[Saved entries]
[START]
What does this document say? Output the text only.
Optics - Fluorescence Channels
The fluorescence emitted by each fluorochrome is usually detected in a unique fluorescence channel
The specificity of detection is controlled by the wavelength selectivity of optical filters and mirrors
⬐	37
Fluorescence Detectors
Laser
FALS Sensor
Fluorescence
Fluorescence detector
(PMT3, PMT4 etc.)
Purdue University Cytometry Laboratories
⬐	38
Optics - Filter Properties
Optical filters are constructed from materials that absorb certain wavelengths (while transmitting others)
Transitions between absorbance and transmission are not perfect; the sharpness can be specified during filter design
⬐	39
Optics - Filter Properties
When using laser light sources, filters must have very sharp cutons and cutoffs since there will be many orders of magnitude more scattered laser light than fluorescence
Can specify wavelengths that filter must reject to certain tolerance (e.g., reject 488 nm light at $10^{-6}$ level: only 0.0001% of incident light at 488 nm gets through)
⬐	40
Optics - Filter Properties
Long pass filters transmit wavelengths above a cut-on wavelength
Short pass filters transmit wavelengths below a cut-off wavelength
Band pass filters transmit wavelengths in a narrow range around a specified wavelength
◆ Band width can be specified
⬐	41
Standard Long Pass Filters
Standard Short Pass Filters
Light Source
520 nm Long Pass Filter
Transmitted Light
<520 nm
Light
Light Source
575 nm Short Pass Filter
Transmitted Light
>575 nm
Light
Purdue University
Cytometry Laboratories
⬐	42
[END]
• **What is expected**:
Extract all lines from the material above that include the word "only".

• **Answer to this problem**:
What does this document say? Output the text only.
Can specify wavelengths that filter must reject to certain tolerance (e.g., reject 488 nm light at $10^{-6}$ level: only 0.0001% of incident light at 488 nm gets through)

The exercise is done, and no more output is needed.